### AIM:
Work through the entries below and report how many lines include "Select". The number alone is the answer.

### SOURCE RECORDS:

-- Start --

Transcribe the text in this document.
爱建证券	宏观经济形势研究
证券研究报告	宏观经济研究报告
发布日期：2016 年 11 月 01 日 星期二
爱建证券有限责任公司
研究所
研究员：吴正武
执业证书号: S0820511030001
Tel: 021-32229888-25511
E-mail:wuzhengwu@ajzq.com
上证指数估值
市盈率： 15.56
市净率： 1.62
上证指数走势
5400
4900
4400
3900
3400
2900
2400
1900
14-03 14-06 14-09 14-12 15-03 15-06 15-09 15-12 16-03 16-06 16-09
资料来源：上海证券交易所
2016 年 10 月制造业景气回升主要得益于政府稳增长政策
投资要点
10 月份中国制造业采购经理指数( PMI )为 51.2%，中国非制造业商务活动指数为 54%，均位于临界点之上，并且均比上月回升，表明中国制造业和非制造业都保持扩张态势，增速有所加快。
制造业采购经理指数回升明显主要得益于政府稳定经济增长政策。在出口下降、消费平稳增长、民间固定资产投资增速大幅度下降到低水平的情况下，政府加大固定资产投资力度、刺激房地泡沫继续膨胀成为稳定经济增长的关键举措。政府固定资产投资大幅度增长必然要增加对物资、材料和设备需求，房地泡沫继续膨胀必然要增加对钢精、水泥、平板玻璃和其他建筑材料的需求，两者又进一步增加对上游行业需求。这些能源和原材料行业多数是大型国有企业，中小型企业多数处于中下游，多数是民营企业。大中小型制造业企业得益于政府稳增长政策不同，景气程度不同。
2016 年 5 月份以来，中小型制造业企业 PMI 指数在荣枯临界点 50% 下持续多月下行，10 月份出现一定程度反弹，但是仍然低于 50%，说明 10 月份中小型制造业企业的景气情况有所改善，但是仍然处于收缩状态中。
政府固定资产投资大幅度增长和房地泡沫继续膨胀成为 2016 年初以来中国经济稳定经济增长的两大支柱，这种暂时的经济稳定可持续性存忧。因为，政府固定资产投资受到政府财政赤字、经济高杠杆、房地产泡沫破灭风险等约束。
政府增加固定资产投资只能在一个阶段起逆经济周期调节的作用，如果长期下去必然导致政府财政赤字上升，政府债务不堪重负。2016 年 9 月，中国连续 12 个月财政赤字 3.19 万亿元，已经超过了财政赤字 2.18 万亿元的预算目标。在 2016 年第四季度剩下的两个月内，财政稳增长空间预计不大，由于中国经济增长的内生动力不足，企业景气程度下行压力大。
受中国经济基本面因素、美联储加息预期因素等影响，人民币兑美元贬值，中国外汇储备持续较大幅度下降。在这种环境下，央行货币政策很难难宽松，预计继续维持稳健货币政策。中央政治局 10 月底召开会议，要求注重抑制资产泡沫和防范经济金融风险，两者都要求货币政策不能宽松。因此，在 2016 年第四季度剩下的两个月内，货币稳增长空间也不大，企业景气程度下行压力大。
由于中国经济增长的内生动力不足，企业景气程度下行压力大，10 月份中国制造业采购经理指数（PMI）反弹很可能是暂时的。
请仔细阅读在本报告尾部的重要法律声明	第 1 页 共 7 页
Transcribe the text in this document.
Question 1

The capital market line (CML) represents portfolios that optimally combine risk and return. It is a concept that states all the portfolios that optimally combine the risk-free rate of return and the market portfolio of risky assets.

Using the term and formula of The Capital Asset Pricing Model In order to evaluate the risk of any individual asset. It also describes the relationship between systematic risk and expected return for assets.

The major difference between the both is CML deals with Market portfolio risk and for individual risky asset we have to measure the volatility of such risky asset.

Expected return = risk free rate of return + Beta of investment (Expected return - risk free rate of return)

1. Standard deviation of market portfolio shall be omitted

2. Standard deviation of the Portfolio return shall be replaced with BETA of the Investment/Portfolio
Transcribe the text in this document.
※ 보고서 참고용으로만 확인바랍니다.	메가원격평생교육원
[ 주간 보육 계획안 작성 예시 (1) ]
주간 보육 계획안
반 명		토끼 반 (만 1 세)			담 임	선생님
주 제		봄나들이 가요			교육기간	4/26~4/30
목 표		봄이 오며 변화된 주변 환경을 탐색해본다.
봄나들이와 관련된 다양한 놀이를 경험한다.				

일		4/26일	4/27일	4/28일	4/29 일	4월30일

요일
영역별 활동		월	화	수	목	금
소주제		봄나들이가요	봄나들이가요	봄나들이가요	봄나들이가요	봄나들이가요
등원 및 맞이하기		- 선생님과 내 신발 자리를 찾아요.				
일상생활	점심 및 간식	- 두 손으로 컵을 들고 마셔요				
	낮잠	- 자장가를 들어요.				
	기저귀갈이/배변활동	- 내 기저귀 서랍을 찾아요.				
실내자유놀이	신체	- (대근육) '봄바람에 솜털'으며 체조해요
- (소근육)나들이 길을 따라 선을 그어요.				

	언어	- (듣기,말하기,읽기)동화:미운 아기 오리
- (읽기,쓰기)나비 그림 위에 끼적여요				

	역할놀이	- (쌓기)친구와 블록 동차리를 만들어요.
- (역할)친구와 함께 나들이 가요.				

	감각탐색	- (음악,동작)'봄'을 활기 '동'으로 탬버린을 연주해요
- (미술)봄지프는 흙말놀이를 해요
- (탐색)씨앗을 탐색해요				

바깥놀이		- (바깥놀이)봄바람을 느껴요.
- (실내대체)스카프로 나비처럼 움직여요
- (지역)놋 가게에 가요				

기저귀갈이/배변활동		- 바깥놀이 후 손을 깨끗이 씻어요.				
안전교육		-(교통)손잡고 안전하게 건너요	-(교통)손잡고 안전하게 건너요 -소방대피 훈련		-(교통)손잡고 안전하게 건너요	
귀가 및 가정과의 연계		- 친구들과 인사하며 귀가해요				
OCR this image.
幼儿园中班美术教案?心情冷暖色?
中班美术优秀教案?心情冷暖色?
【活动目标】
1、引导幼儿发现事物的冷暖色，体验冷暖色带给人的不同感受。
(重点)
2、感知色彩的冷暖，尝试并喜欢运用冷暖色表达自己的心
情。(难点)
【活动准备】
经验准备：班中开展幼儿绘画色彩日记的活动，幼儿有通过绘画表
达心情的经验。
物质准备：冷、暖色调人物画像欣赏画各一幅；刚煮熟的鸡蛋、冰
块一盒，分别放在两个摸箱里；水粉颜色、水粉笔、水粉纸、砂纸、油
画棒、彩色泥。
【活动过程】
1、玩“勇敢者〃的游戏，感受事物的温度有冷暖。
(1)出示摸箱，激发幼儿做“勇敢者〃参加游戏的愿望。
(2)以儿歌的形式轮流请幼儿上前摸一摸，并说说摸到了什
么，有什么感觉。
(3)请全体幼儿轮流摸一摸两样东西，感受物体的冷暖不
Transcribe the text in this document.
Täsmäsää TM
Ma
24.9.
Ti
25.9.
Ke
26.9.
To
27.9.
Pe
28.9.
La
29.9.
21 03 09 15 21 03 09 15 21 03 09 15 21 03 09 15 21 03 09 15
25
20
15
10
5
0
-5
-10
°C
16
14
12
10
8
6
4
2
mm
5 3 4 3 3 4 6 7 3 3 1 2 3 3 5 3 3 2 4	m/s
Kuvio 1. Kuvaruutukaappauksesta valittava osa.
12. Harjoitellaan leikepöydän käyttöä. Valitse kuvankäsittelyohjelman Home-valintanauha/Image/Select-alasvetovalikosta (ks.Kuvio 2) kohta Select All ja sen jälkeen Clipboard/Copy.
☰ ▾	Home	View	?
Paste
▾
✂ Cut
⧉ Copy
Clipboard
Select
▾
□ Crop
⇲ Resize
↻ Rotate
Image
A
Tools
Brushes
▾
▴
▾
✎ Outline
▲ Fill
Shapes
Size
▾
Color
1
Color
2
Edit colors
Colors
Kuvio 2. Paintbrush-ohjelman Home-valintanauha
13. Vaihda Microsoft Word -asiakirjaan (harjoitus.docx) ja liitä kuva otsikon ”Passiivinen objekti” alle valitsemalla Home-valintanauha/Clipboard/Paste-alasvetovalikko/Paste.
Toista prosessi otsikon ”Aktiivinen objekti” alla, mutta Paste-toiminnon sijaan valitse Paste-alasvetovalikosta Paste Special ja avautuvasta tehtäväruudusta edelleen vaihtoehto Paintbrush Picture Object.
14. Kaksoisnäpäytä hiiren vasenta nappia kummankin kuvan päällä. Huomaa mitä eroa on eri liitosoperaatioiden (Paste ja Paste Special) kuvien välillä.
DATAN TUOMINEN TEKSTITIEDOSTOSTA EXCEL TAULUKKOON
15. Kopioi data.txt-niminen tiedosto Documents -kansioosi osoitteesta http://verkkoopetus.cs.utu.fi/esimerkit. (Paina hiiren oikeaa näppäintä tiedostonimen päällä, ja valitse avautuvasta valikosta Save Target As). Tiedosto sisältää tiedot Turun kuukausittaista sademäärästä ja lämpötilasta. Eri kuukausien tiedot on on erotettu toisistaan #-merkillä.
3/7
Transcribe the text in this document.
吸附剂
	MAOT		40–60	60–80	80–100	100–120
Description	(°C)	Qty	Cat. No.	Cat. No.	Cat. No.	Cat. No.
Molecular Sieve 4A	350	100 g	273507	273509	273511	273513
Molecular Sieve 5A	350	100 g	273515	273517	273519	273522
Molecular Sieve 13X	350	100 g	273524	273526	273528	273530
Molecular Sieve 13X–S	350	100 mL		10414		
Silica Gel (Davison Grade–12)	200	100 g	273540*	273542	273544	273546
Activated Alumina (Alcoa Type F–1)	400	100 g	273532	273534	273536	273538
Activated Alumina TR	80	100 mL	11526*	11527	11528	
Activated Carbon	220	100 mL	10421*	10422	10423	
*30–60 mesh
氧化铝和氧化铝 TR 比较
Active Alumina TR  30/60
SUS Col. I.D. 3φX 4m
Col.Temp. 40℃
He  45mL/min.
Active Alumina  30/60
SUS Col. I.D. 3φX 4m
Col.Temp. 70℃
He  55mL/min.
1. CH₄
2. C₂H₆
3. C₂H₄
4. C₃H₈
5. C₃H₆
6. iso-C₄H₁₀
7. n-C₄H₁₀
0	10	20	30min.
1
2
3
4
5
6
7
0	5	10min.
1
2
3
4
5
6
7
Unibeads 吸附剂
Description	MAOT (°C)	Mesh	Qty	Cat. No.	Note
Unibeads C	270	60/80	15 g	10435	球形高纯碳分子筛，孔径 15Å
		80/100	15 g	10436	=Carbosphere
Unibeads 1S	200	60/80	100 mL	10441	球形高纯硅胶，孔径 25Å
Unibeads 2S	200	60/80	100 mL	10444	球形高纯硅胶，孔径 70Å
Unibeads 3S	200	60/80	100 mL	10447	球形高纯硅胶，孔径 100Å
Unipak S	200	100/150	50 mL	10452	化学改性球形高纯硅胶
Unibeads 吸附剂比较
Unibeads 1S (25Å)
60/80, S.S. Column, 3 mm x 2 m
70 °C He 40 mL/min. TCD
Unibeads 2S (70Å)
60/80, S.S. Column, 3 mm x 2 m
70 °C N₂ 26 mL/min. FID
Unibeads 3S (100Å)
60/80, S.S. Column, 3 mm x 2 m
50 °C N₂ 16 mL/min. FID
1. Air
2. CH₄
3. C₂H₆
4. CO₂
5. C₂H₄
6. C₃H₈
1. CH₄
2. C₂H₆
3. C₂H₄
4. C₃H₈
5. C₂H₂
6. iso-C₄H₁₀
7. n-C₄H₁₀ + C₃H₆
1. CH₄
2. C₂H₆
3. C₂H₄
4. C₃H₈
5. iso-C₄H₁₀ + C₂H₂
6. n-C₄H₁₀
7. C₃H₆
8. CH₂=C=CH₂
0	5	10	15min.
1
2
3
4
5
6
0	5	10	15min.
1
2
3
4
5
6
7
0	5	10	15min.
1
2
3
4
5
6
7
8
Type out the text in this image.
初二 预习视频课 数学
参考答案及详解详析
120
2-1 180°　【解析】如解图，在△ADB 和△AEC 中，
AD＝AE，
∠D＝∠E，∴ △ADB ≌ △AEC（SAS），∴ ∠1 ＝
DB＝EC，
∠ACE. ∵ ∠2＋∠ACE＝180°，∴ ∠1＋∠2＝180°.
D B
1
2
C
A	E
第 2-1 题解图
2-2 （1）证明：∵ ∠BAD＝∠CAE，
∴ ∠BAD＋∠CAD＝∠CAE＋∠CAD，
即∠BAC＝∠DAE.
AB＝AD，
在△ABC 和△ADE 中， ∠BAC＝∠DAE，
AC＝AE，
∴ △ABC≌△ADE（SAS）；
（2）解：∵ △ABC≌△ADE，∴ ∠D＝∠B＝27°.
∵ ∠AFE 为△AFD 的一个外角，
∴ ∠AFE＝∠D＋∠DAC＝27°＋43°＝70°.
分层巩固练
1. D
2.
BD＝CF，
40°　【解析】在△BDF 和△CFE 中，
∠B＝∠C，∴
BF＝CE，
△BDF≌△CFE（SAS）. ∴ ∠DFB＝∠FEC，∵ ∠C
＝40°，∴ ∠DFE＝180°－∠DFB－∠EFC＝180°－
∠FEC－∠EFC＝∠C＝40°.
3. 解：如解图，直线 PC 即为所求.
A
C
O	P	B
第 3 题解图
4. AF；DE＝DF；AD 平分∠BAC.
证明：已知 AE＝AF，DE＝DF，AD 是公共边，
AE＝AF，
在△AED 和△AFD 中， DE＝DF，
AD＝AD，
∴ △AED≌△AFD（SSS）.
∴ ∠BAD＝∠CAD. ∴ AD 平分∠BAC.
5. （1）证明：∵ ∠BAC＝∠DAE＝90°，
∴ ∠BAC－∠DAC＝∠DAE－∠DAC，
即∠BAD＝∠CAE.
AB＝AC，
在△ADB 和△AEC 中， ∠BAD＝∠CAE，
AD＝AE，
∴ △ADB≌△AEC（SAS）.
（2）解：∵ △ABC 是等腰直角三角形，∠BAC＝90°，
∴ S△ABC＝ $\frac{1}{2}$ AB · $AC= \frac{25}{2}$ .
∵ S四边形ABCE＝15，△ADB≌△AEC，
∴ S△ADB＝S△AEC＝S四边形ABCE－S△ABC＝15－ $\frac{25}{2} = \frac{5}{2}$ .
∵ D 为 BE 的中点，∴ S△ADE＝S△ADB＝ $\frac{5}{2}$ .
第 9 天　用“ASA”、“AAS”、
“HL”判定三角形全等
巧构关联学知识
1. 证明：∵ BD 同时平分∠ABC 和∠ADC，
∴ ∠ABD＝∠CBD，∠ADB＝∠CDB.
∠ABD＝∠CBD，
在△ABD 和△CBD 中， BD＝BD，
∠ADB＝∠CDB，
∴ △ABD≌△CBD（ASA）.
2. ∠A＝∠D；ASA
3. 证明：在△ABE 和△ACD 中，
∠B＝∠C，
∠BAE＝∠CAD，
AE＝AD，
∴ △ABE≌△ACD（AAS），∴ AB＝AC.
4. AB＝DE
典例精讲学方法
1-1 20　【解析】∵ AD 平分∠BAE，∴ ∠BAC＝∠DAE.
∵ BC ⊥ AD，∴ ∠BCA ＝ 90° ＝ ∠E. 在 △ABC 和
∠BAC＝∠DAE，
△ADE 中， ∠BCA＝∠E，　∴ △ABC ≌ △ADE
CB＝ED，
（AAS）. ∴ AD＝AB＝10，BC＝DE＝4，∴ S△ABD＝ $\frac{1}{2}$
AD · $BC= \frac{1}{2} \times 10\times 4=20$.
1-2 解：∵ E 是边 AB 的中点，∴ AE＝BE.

-- End --

### FULL SOLUTION:
2